Figure record listings:
* * *

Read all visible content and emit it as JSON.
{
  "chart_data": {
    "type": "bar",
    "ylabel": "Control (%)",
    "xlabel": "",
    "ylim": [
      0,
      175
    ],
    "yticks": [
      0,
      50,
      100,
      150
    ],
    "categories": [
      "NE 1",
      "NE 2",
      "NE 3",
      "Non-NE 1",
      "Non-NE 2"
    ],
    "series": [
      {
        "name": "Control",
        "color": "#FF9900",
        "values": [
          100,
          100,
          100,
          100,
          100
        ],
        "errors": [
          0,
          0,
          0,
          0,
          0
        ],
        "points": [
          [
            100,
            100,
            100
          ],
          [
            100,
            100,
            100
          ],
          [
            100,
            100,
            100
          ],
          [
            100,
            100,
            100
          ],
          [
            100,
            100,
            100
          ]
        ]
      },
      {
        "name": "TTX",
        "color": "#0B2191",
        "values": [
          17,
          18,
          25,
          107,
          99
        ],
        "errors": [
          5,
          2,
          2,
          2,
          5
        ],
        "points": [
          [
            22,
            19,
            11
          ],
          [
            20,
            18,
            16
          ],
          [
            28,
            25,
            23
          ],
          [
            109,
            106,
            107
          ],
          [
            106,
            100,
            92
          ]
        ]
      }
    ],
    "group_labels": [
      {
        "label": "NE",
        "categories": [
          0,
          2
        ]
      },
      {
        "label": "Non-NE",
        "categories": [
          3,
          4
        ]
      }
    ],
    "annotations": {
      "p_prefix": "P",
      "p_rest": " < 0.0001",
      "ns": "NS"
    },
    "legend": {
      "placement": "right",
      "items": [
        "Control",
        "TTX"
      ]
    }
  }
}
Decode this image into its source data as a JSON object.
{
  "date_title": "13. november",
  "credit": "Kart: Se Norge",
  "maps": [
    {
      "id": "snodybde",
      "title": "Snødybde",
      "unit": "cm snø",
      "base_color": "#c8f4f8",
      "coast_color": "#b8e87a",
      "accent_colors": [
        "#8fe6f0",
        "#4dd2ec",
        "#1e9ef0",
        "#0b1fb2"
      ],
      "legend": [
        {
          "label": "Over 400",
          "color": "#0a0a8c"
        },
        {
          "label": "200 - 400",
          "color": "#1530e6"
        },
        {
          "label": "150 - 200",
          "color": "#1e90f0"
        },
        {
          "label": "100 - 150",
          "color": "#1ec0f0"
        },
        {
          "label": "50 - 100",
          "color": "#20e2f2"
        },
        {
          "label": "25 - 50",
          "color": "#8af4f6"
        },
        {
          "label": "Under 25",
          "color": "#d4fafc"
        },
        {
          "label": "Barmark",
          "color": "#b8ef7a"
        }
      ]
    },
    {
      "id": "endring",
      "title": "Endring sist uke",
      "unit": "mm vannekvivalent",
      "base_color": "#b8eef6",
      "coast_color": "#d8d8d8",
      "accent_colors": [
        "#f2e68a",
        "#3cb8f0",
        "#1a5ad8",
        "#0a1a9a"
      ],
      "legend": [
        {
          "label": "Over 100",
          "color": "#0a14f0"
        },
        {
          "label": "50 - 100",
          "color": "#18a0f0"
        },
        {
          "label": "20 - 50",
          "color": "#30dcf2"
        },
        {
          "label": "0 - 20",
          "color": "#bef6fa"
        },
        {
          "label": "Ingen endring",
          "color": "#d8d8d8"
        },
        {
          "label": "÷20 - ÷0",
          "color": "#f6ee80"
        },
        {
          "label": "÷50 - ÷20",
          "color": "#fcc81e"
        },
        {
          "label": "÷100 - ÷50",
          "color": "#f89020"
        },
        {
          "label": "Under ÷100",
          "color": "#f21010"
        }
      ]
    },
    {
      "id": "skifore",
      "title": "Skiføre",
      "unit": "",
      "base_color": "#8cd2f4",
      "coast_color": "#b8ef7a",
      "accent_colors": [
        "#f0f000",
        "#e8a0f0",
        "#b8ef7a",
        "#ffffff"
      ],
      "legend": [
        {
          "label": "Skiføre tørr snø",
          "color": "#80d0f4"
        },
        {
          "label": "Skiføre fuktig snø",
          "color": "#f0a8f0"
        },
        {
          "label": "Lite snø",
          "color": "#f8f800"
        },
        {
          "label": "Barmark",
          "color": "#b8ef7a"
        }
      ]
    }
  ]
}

* * *

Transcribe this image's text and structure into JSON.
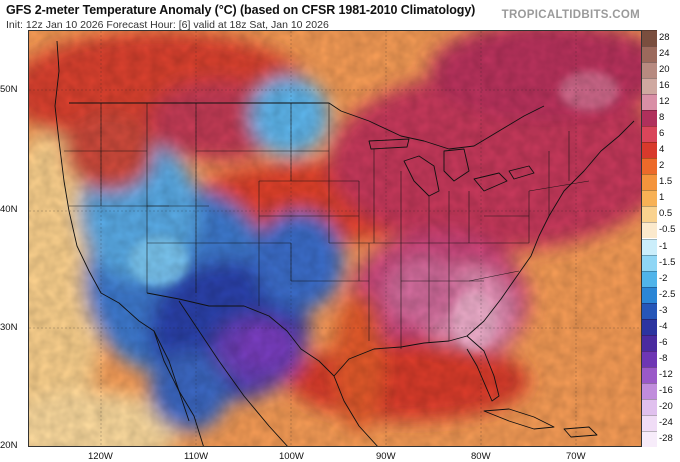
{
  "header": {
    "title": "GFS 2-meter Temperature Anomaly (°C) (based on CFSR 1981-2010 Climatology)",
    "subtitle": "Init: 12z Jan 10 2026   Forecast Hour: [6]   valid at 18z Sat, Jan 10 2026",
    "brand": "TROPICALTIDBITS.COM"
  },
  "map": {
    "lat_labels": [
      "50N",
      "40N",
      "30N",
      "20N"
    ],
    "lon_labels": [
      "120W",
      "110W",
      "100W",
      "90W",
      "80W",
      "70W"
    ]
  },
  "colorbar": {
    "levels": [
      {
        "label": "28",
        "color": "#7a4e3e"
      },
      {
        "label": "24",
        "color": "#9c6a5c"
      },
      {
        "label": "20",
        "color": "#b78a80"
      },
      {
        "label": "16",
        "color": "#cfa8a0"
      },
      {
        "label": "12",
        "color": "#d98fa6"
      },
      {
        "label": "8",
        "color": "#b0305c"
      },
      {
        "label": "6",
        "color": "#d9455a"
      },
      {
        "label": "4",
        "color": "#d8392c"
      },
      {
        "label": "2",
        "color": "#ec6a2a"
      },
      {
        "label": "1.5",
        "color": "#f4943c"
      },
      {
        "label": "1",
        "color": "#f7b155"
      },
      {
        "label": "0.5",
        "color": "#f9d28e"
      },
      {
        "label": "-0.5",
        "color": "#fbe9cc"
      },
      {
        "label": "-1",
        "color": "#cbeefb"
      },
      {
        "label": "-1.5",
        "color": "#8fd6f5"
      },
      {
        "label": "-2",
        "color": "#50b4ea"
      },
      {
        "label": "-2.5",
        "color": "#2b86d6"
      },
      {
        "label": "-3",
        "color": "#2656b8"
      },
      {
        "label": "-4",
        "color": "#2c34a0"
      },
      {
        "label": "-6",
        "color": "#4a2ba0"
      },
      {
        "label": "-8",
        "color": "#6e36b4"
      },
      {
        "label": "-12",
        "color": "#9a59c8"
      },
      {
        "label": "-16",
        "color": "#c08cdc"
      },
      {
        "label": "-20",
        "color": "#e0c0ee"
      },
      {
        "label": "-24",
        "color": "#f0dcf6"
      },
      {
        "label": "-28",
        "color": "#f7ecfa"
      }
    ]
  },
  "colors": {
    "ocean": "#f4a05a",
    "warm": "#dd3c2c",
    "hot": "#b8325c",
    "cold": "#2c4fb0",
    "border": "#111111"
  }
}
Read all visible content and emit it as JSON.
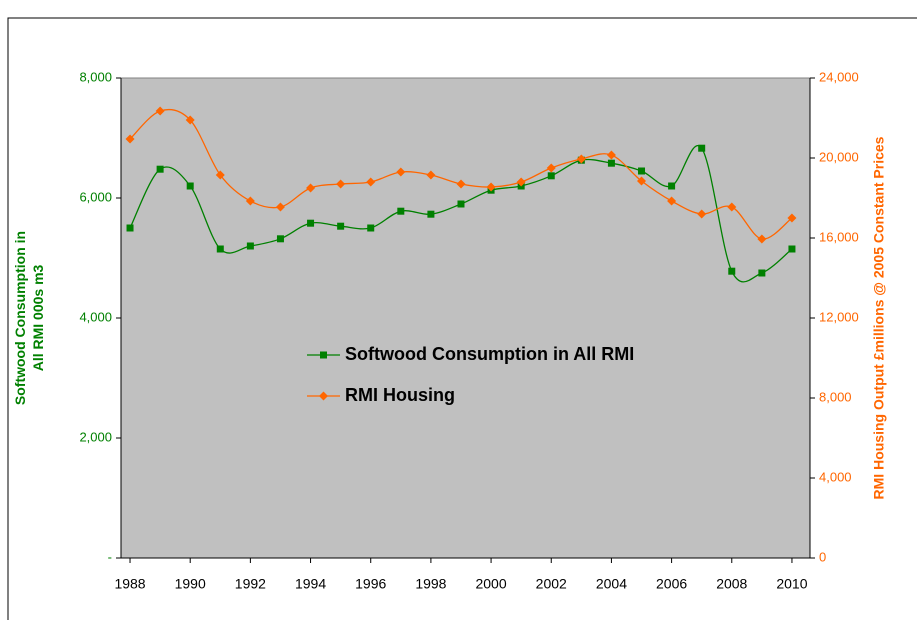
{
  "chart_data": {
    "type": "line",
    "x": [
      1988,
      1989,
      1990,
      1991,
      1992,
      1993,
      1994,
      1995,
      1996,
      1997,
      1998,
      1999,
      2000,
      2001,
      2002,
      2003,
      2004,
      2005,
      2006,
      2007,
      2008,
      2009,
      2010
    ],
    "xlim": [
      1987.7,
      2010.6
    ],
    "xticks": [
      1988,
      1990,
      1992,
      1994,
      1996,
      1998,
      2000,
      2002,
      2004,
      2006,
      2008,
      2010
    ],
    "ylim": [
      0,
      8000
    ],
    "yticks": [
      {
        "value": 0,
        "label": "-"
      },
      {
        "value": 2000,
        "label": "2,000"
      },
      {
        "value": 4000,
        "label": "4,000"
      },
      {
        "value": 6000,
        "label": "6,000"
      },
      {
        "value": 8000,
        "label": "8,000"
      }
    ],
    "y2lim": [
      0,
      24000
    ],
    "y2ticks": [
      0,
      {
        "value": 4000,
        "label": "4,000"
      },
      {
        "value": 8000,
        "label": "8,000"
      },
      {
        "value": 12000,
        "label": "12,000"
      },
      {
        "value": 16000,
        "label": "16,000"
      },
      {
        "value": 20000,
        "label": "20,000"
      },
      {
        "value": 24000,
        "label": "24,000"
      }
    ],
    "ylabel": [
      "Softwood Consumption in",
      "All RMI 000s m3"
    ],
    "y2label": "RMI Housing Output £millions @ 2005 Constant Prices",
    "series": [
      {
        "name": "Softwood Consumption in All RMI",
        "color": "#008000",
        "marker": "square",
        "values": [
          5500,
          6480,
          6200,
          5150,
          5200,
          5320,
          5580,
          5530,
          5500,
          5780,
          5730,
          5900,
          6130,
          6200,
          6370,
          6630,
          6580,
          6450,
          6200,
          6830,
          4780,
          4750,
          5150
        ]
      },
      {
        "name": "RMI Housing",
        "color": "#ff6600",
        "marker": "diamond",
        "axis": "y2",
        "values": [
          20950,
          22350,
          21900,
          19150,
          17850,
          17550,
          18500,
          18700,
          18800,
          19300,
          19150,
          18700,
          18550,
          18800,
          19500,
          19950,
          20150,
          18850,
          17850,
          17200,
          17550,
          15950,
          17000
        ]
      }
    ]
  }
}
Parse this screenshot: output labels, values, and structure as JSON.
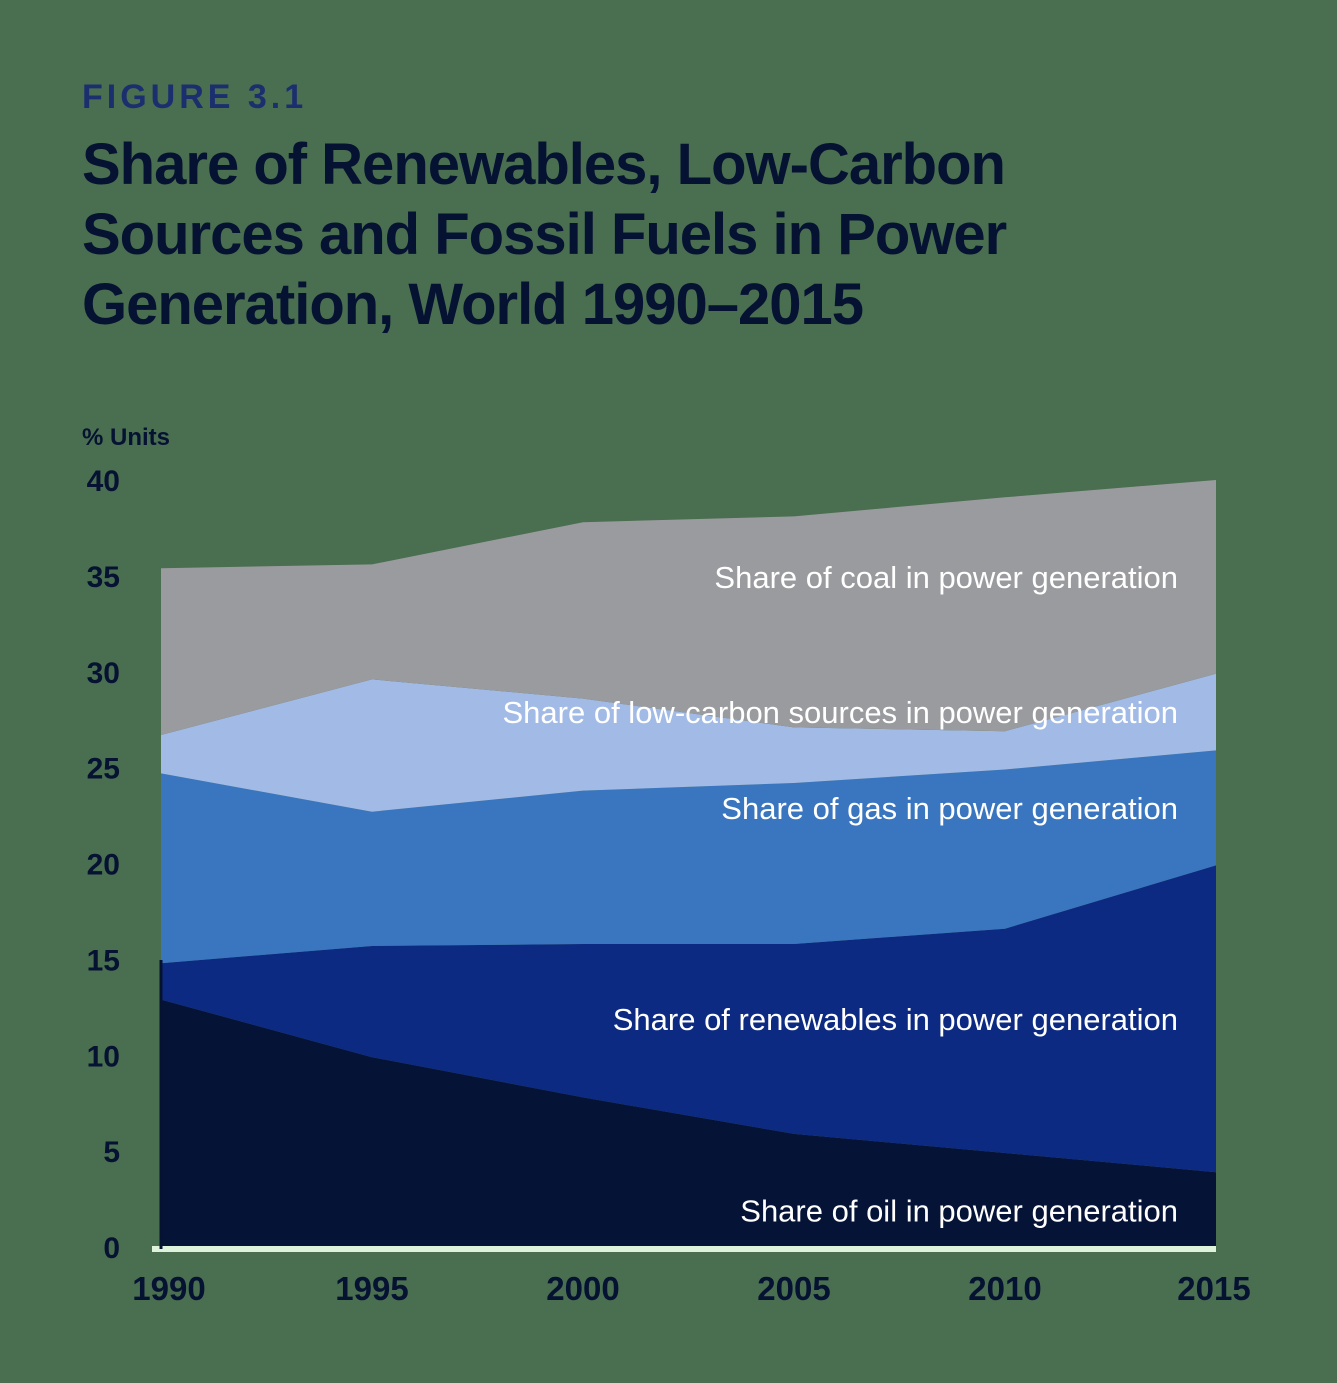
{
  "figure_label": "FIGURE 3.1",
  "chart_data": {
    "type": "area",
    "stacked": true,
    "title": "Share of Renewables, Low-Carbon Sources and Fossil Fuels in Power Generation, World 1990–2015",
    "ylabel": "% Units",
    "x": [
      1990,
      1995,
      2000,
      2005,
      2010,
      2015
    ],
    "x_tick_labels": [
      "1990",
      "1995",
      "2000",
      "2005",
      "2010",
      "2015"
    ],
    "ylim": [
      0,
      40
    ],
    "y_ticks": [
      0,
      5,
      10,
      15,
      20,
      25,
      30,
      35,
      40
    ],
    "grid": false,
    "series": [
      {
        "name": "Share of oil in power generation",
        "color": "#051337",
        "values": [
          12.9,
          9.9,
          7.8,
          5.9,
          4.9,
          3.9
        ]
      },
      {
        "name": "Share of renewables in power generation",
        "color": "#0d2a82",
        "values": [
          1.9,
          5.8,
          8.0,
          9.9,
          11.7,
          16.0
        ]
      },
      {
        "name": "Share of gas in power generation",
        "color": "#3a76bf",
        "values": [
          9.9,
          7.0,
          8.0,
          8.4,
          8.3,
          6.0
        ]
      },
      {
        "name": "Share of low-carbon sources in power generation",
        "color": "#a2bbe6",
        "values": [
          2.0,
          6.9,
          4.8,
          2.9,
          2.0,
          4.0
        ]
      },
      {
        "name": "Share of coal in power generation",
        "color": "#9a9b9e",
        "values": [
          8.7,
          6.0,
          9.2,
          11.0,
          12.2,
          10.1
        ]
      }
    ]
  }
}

* * *

■ Stated problem: For each line of the entries that includes "ylabel", show that line.

■ Result of this exercise:
    "ylabel": "Control (%)",
    "ylabel": [
    "ylabel": "% Units",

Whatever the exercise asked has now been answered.